→ **Data in this exercise**:
☆ ☆ ☆ ☆ ☆

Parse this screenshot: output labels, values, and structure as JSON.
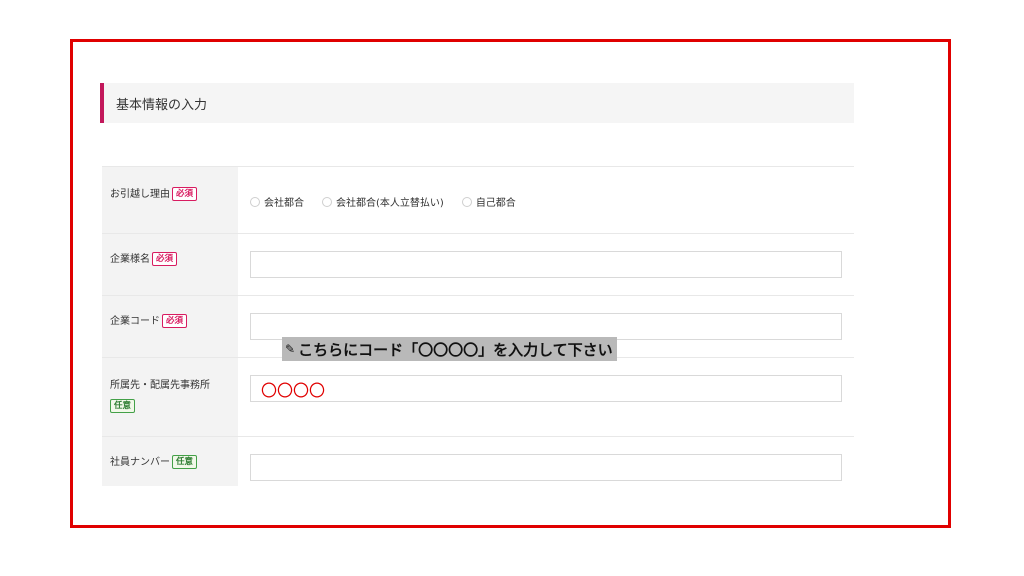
{
  "section": {
    "title": "基本情報の入力"
  },
  "badges": {
    "required": "必須",
    "optional": "任意"
  },
  "fields": {
    "reason": {
      "label": "お引越し理由",
      "options": [
        "会社都合",
        "会社都合(本人立替払い)",
        "自己都合"
      ]
    },
    "company_name": {
      "label": "企業様名",
      "value": ""
    },
    "company_code": {
      "label": "企業コード",
      "value": ""
    },
    "department": {
      "label": "所属先・配属先事務所",
      "value": "〇〇〇〇"
    },
    "employee_number": {
      "label": "社員ナンバー",
      "value": ""
    }
  },
  "tooltip": {
    "text": "こちらにコード「〇〇〇〇」を入力して下さい",
    "icon": "pen-icon"
  },
  "colors": {
    "frame": "#e00000",
    "accent": "#c2185b",
    "required": "#d81b60",
    "optional": "#2e7d32"
  }
}
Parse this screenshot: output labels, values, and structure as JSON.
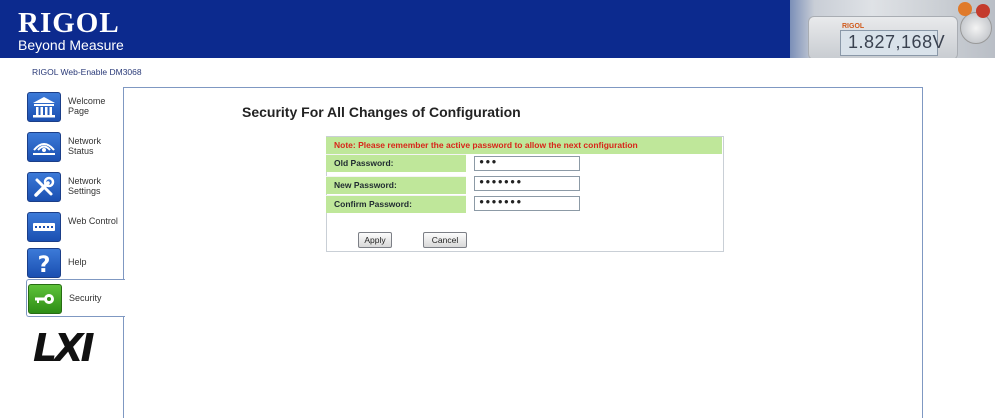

☆ ☆ ☆ ☆ ☆

→ **Set exercise**: Leave the pictures out and print the records above exactly as they stand.

→ **Solution**:
Parse this screenshot: output labels, values, and structure as JSON.
{
  "section": {
    "title": "基本情報の入力"
  },
  "badges": {
    "required": "必須",
    "optional": "任意"
  },
  "fields": {
    "reason": {
      "label": "お引越し理由",
      "options": [
        "会社都合",
        "会社都合(本人立替払い)",
        "自己都合"
      ]
    },
    "company_name": {
      "label": "企業様名",
      "value": ""
    },
    "company_code": {
      "label": "企業コード",
      "value": ""
    },
    "department": {
      "label": "所属先・配属先事務所",
      "value": "〇〇〇〇"
    },
    "employee_number": {
      "label": "社員ナンバー",
      "value": ""
    }
  },
  "tooltip": {
    "text": "こちらにコード「〇〇〇〇」を入力して下さい",
    "icon": "pen-icon"
  },
  "colors": {
    "frame": "#e00000",
    "accent": "#c2185b",
    "required": "#d81b60",
    "optional": "#2e7d32"
  }
}
Parse this screenshot: output labels, values, and structure as JSON.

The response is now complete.